• Task:
Please copy every line of the records below that holds the word "this".

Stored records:
<<<<
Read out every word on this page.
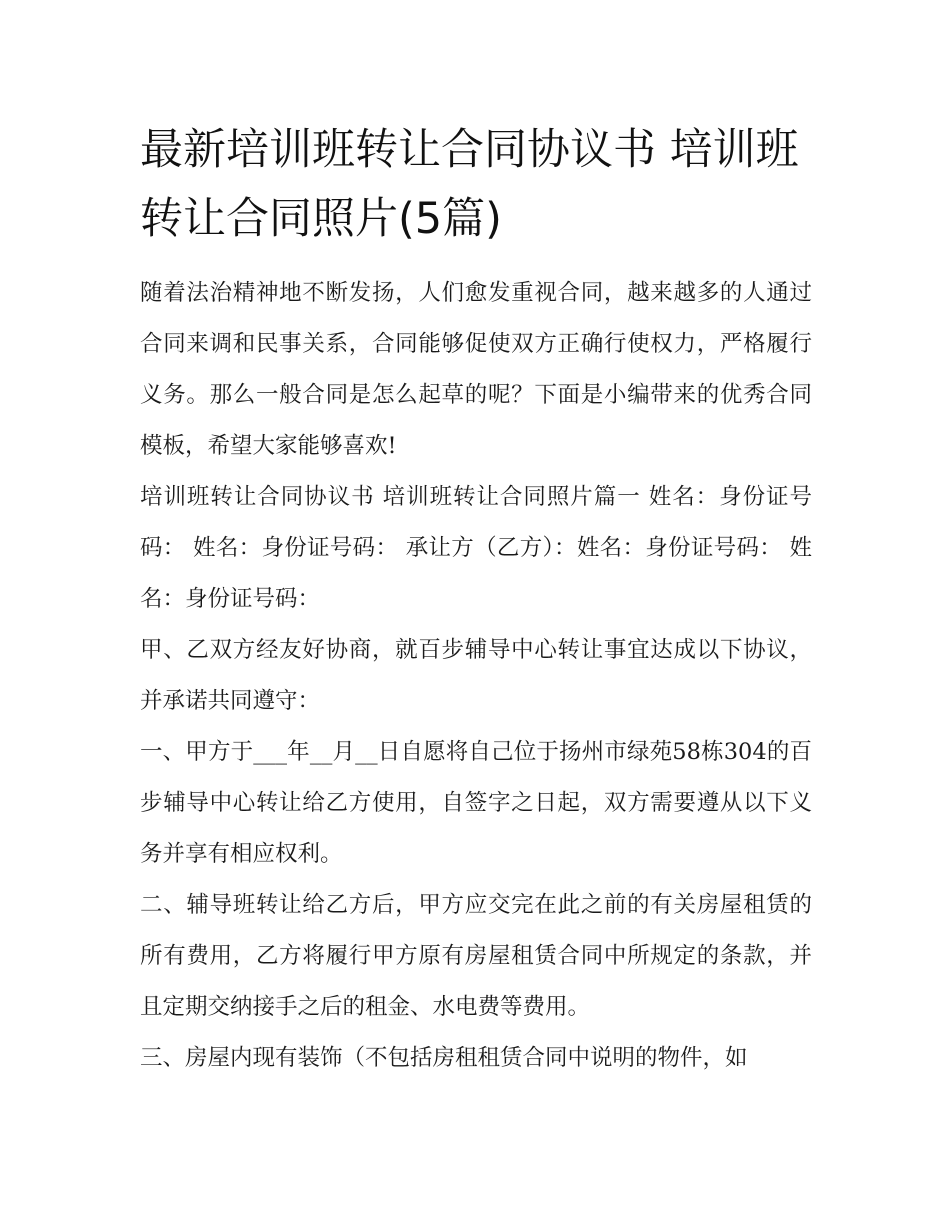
最新培训班转让合同协议书 培训班转让合同照片(5篇)

随着法治精神地不断发扬，人们愈发重视合同，越来越多的人通过合同来调和民事关系，合同能够促使双方正确行使权力，严格履行义务。那么一般合同是怎么起草的呢？下面是小编带来的优秀合同模板，希望大家能够喜欢!

培训班转让合同协议书 培训班转让合同照片篇一 姓名：身份证号码： 姓名：身份证号码： 承让方（乙方）：姓名：身份证号码： 姓名：身份证号码：

甲、乙双方经友好协商，就百步辅导中心转让事宜达成以下协议，并承诺共同遵守：

一、甲方于___年__月__日自愿将自己位于扬州市绿苑58栋304的百步辅导中心转让给乙方使用，自签字之日起，双方需要遵从以下义务并享有相应权利。

二、辅导班转让给乙方后，甲方应交完在此之前的有关房屋租赁的所有费用，乙方将履行甲方原有房屋租赁合同中所规定的条款，并且定期交纳接手之后的租金、水电费等费用。

三、房屋内现有装饰（不包括房租租赁合同中说明的物件，如
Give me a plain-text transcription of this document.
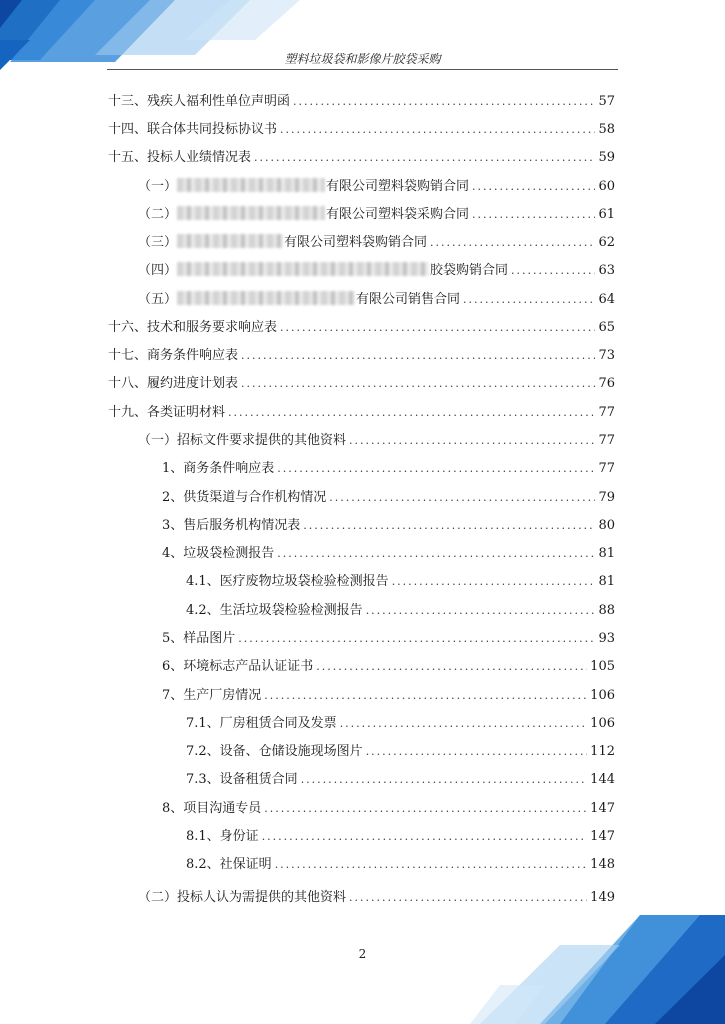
塑料垃圾袋和影像片胶袋采购
十三、残疾人福利性单位声明函 .....	57
十四、联合体共同投标协议书 .....	58
十五、投标人业绩情况表 .....	59
（一）	有限公司塑料袋购销合同 .....	60
（二）	有限公司塑料袋采购合同 .....	61
（三）	有限公司塑料袋购销合同 .....	62
（四）	胶袋购销合同 .....	63
（五）	有限公司销售合同 .....	64
十六、技术和服务要求响应表 .....	65
十七、商务条件响应表 .....	73
十八、履约进度计划表 .....	76
十九、各类证明材料 .....	77
（一）招标文件要求提供的其他资料 .....	77
1、商务条件响应表 .....	77
2、供货渠道与合作机构情况 .....	79
3、售后服务机构情况表 .....	80
4、垃圾袋检测报告 .....	81
4.1、医疗废物垃圾袋检验检测报告 .....	81
4.2、生活垃圾袋检验检测报告 .....	88
5、样品图片 .....	93
6、环境标志产品认证证书 .....	105
7、生产厂房情况 .....	106
7.1、厂房租赁合同及发票 .....	106
7.2、设备、仓储设施现场图片 .....	112
7.3、设备租赁合同 .....	144
8、项目沟通专员 .....	147
8.1、身份证 .....	147
8.2、社保证明 .....	148
（二）投标人认为需提供的其他资料 .....	149
2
>>>>
• Complete answer:
Read out every word on this page.
Give me a plain-text transcription of this document.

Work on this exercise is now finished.